DATA ENTRIES:
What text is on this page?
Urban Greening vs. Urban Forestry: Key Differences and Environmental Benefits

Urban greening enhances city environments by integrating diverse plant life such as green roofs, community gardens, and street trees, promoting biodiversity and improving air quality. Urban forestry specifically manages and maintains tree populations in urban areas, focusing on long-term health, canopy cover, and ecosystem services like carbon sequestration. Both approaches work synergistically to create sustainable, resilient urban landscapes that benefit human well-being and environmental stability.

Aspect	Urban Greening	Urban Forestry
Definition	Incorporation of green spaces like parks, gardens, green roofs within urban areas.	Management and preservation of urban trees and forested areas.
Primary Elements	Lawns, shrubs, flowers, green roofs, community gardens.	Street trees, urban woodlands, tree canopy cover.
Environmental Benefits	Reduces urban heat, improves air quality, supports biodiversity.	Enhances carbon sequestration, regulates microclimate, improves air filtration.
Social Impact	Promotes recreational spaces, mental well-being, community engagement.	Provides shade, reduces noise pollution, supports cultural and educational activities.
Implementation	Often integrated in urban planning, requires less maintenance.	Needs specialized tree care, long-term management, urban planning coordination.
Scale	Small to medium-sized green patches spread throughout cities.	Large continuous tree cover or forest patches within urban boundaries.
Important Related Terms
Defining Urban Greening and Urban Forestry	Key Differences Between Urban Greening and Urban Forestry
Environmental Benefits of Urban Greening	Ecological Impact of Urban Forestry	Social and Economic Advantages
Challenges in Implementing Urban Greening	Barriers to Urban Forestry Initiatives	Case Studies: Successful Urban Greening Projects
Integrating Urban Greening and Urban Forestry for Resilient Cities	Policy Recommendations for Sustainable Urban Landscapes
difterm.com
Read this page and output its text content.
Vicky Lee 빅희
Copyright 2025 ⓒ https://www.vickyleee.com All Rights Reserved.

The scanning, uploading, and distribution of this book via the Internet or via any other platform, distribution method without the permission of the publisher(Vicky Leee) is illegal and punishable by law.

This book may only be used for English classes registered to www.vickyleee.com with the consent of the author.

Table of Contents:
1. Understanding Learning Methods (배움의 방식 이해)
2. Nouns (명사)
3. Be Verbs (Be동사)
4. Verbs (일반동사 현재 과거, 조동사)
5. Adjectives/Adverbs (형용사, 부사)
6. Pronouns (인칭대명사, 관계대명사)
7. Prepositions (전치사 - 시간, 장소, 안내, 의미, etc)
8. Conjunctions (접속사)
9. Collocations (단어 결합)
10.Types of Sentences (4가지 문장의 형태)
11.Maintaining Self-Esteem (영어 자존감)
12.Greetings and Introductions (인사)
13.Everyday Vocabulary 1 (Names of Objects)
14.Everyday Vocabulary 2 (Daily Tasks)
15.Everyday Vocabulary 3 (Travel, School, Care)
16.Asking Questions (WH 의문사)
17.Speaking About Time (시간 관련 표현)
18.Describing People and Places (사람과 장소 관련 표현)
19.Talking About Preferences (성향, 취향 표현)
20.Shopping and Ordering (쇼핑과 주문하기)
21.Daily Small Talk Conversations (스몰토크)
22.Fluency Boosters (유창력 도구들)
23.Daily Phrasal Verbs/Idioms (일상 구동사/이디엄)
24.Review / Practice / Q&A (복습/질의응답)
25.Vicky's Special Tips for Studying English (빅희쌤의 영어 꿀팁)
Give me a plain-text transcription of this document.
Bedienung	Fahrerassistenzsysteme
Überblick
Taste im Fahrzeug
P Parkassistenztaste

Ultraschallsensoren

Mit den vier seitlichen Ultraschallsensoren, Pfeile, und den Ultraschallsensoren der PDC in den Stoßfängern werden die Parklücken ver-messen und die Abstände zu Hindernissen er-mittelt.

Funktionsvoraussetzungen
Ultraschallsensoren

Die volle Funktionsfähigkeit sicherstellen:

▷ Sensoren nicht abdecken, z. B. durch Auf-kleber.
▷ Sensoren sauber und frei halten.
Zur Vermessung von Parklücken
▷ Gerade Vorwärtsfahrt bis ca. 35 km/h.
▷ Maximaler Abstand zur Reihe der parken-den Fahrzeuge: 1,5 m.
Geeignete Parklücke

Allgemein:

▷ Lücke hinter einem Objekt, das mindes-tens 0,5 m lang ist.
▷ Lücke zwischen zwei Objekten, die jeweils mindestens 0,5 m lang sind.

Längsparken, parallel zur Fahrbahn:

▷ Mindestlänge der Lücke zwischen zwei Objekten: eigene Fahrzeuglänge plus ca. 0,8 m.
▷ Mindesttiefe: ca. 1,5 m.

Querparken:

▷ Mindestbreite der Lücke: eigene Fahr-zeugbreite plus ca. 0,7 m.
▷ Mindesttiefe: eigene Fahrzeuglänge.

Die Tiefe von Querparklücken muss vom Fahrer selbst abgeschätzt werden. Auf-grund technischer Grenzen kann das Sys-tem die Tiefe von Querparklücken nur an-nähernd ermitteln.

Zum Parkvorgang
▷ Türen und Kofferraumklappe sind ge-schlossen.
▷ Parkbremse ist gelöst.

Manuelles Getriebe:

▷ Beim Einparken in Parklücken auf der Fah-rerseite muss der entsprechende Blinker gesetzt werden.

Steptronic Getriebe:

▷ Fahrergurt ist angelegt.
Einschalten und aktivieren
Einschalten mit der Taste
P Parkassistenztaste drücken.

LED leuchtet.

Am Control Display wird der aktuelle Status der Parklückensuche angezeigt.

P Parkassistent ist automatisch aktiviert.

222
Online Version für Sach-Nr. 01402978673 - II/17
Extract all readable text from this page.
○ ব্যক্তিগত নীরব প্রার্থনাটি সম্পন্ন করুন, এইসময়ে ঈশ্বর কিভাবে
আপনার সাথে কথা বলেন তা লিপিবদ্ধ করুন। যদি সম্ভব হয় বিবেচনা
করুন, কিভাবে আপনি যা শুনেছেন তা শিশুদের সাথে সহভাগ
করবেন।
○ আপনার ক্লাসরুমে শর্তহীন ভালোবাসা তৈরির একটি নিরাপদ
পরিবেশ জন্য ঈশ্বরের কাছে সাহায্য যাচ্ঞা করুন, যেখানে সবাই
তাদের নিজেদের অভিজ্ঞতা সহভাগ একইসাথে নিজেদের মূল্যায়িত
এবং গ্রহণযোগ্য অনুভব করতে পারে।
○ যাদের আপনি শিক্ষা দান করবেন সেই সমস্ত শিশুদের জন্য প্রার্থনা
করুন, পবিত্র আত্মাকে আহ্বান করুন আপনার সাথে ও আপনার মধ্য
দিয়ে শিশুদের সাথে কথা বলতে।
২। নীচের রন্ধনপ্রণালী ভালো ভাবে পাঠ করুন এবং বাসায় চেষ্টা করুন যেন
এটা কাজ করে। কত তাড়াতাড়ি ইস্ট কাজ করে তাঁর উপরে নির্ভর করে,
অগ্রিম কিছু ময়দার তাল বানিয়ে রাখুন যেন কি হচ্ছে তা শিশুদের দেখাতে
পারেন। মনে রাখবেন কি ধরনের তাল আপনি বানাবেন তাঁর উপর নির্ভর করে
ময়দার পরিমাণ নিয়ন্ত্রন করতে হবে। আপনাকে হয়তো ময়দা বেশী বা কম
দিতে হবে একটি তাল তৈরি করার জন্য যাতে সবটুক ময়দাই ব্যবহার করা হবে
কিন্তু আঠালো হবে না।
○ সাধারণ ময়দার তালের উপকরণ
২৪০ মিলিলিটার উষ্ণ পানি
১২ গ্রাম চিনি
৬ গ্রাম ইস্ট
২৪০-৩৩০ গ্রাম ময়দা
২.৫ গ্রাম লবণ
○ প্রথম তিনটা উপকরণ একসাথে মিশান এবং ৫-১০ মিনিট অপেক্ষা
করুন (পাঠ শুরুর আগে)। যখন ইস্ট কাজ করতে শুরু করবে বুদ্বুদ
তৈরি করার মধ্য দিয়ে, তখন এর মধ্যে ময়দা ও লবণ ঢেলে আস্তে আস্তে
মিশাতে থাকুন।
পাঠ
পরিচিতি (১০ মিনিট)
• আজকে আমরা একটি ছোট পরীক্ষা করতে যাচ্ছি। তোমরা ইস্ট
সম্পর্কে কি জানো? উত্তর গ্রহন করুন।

INSTRUCTIONS TO FOLLOW: Copy out the lines starting at the one containing "Extract all readable text from this page." and ending with the last line of the entries. Include nothing else.

OUTPUT BELOW:
Extract all readable text from this page.
○ ব্যক্তিগত নীরব প্রার্থনাটি সম্পন্ন করুন, এইসময়ে ঈশ্বর কিভাবে
আপনার সাথে কথা বলেন তা লিপিবদ্ধ করুন। যদি সম্ভব হয় বিবেচনা
করুন, কিভাবে আপনি যা শুনেছেন তা শিশুদের সাথে সহভাগ
করবেন।
○ আপনার ক্লাসরুমে শর্তহীন ভালোবাসা তৈরির একটি নিরাপদ
পরিবেশ জন্য ঈশ্বরের কাছে সাহায্য যাচ্ঞা করুন, যেখানে সবাই
তাদের নিজেদের অভিজ্ঞতা সহভাগ একইসাথে নিজেদের মূল্যায়িত
এবং গ্রহণযোগ্য অনুভব করতে পারে।
○ যাদের আপনি শিক্ষা দান করবেন সেই সমস্ত শিশুদের জন্য প্রার্থনা
করুন, পবিত্র আত্মাকে আহ্বান করুন আপনার সাথে ও আপনার মধ্য
দিয়ে শিশুদের সাথে কথা বলতে।
২। নীচের রন্ধনপ্রণালী ভালো ভাবে পাঠ করুন এবং বাসায় চেষ্টা করুন যেন
এটা কাজ করে। কত তাড়াতাড়ি ইস্ট কাজ করে তাঁর উপরে নির্ভর করে,
অগ্রিম কিছু ময়দার তাল বানিয়ে রাখুন যেন কি হচ্ছে তা শিশুদের দেখাতে
পারেন। মনে রাখবেন কি ধরনের তাল আপনি বানাবেন তাঁর উপর নির্ভর করে
ময়দার পরিমাণ নিয়ন্ত্রন করতে হবে। আপনাকে হয়তো ময়দা বেশী বা কম
দিতে হবে একটি তাল তৈরি করার জন্য যাতে সবটুক ময়দাই ব্যবহার করা হবে
কিন্তু আঠালো হবে না।
○ সাধারণ ময়দার তালের উপকরণ
২৪০ মিলিলিটার উষ্ণ পানি
১২ গ্রাম চিনি
৬ গ্রাম ইস্ট
২৪০-৩৩০ গ্রাম ময়দা
২.৫ গ্রাম লবণ
○ প্রথম তিনটা উপকরণ একসাথে মিশান এবং ৫-১০ মিনিট অপেক্ষা
করুন (পাঠ শুরুর আগে)। যখন ইস্ট কাজ করতে শুরু করবে বুদ্বুদ
তৈরি করার মধ্য দিয়ে, তখন এর মধ্যে ময়দা ও লবণ ঢেলে আস্তে আস্তে
মিশাতে থাকুন।
পাঠ
পরিচিতি (১০ মিনিট)
• আজকে আমরা একটি ছোট পরীক্ষা করতে যাচ্ছি। তোমরা ইস্ট
সম্পর্কে কি জানো? উত্তর গ্রহন করুন।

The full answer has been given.